◆ **What needs to be done**
Note each line that includes the word "Management". Copy those lines.

◆ **Dataset entries**
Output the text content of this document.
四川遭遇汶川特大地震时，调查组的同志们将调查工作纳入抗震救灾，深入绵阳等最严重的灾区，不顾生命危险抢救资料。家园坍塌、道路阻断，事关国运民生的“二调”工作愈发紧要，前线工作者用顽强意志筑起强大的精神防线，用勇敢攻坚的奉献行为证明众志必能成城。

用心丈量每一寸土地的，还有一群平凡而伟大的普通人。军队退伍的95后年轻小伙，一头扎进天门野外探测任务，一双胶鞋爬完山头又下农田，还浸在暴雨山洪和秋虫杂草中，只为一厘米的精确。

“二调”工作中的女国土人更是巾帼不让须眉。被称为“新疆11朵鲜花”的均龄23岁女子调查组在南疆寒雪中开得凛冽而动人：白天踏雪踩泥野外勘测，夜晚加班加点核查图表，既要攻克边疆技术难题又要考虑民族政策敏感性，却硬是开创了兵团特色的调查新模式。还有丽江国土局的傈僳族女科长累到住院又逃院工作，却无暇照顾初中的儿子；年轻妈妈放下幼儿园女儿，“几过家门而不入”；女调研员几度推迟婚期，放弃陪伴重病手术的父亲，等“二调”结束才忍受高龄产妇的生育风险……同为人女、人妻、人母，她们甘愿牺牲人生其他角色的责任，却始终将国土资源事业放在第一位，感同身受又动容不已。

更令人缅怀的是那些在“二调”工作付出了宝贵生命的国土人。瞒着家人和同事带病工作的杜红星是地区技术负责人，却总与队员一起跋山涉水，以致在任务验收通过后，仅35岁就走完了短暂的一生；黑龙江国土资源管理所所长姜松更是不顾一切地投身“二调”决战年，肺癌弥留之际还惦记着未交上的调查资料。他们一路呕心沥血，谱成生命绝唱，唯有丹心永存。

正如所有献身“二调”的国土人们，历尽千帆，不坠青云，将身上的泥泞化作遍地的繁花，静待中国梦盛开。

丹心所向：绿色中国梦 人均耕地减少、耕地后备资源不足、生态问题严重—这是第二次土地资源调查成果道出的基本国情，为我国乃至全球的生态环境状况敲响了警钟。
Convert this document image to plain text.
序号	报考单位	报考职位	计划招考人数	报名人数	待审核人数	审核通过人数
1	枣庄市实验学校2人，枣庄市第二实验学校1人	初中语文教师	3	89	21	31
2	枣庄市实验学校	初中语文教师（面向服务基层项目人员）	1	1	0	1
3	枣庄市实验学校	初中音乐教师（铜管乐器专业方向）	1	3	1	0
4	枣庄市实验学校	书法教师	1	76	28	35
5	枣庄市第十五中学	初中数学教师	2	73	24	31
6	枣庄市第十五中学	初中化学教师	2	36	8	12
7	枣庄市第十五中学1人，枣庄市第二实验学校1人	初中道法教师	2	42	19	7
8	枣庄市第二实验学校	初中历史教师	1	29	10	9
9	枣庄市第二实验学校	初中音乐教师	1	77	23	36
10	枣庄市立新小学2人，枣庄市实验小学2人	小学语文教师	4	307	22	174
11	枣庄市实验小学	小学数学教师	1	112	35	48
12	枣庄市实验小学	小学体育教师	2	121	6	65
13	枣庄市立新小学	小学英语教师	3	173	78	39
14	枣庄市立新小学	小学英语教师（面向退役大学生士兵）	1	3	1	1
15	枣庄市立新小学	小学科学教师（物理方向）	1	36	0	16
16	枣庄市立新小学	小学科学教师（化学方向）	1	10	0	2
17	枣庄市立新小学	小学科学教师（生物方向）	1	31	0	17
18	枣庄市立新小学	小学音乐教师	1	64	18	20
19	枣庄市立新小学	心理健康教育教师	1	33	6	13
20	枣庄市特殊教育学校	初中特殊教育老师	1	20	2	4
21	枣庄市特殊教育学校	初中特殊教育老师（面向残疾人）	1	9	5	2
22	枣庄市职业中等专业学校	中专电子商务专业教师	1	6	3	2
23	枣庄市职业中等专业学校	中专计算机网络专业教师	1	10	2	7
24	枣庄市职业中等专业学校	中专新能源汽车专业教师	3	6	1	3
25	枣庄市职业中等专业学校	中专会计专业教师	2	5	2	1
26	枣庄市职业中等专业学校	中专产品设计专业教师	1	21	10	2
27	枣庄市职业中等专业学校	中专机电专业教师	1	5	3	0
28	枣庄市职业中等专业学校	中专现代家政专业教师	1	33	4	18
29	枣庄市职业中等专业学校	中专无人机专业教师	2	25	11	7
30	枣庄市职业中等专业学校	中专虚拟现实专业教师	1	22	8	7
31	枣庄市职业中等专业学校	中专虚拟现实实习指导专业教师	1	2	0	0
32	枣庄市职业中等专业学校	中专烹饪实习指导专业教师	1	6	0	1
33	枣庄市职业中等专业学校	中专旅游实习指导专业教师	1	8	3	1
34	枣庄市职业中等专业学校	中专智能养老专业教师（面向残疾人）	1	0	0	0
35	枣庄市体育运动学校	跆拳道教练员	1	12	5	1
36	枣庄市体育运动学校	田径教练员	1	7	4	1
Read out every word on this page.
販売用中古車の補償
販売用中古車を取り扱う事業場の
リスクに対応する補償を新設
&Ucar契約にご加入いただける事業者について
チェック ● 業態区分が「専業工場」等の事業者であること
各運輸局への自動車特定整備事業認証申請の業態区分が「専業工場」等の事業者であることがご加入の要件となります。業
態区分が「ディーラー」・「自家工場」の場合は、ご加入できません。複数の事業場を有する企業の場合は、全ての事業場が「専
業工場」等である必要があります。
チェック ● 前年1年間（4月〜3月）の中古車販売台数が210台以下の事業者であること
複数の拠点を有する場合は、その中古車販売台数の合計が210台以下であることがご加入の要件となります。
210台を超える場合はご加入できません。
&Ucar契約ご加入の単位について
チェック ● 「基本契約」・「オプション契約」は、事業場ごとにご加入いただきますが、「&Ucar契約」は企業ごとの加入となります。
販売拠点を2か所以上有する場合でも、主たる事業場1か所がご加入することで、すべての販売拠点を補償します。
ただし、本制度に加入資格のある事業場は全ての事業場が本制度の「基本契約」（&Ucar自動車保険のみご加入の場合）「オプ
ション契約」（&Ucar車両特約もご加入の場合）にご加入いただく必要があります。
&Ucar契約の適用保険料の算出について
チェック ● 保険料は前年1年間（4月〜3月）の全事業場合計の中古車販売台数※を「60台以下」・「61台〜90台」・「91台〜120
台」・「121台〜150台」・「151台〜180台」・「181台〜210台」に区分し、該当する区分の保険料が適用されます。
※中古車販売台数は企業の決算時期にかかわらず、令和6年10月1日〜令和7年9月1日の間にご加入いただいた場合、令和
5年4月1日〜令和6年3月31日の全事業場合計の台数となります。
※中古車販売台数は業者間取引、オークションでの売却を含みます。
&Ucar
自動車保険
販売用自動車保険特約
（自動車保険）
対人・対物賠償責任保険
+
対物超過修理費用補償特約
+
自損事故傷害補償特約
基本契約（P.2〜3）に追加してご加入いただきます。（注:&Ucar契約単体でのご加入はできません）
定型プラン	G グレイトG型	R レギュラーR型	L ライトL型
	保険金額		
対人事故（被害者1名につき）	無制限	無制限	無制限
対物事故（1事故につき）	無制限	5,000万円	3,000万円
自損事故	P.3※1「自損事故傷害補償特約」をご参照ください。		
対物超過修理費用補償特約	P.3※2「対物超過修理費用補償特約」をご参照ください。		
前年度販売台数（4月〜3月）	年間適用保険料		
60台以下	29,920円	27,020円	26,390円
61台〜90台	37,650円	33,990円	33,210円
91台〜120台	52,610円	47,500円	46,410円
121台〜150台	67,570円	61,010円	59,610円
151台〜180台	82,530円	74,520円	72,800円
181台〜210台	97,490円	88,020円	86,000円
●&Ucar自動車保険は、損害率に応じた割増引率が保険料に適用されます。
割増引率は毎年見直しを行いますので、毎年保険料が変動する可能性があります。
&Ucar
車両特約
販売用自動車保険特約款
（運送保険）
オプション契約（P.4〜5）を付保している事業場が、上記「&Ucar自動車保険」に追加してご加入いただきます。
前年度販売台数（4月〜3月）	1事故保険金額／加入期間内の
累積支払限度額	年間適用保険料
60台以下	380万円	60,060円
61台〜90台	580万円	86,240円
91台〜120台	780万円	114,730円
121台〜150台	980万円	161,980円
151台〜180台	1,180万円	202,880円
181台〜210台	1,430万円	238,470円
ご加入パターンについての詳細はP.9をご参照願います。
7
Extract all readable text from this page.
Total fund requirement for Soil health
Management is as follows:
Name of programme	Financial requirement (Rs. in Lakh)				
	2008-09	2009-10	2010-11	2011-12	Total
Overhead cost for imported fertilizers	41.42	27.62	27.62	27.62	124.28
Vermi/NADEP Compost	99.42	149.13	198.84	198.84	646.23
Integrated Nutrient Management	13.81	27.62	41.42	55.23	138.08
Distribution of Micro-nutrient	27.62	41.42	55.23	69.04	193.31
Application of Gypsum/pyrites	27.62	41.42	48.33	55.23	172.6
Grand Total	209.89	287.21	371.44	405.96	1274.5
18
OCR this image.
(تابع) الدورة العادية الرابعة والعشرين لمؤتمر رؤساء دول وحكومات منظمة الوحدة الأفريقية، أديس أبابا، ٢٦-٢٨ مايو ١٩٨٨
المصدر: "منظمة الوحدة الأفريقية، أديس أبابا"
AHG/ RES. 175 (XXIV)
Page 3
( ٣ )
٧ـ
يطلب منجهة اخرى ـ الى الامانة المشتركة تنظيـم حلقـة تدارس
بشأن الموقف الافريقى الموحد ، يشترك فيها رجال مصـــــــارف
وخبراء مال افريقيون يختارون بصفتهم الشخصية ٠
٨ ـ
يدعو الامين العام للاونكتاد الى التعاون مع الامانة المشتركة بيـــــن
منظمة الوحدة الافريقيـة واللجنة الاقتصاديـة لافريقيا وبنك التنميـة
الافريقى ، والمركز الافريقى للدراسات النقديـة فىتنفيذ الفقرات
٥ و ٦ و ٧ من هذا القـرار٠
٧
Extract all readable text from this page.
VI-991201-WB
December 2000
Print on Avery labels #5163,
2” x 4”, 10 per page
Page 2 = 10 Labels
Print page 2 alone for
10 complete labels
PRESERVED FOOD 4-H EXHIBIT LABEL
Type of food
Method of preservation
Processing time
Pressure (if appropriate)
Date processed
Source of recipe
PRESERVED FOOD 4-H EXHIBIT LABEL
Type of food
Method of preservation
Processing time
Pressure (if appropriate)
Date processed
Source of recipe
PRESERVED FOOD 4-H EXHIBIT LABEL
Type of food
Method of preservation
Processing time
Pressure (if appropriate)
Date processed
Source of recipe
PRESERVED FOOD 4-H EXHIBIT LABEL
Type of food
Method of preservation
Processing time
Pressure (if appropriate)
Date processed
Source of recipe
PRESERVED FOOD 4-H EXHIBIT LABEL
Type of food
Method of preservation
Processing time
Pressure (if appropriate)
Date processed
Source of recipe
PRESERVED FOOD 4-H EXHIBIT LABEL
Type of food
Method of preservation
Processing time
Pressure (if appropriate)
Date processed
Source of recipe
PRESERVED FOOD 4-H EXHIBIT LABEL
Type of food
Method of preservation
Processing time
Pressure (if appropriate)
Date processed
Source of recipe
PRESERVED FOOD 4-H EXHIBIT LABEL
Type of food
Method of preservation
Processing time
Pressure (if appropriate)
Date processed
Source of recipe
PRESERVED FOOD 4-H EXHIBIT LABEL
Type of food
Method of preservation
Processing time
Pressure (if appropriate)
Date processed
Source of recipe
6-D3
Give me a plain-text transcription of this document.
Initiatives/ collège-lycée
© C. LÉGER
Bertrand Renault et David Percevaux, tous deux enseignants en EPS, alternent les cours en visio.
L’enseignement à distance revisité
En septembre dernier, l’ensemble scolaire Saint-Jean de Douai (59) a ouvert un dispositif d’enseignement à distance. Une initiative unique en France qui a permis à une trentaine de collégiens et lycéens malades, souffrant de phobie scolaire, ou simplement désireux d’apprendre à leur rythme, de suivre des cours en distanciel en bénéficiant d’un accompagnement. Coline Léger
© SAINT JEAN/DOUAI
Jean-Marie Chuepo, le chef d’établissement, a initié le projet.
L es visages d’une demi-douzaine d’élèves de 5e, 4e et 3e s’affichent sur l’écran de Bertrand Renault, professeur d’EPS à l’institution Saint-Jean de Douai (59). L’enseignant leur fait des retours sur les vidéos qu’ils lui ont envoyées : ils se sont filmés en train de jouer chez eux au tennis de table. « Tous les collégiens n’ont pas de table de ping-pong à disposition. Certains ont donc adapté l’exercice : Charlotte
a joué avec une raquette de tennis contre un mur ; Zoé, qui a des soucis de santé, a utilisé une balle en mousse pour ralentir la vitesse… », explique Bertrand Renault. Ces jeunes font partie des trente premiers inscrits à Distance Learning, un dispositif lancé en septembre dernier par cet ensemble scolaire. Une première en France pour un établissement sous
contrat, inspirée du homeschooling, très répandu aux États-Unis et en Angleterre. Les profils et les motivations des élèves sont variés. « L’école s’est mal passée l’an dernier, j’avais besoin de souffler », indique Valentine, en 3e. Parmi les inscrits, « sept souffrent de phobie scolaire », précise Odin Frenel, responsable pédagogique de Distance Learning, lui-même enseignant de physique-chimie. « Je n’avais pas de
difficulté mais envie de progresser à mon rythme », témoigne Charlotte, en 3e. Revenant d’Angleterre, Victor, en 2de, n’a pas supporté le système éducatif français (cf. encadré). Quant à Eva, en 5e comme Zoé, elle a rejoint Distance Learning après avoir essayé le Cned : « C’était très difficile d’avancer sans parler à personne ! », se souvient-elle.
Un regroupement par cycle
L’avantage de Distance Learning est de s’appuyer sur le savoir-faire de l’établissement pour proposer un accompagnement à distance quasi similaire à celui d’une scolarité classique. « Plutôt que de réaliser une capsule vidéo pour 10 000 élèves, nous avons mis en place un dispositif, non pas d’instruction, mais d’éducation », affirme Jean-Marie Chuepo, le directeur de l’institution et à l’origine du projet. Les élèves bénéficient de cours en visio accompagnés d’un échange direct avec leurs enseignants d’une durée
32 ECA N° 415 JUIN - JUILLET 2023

◆ **Answer to this exercise**
Management is as follows:
Integrated Nutrient Management	13.81	27.62	41.42	55.23	138.08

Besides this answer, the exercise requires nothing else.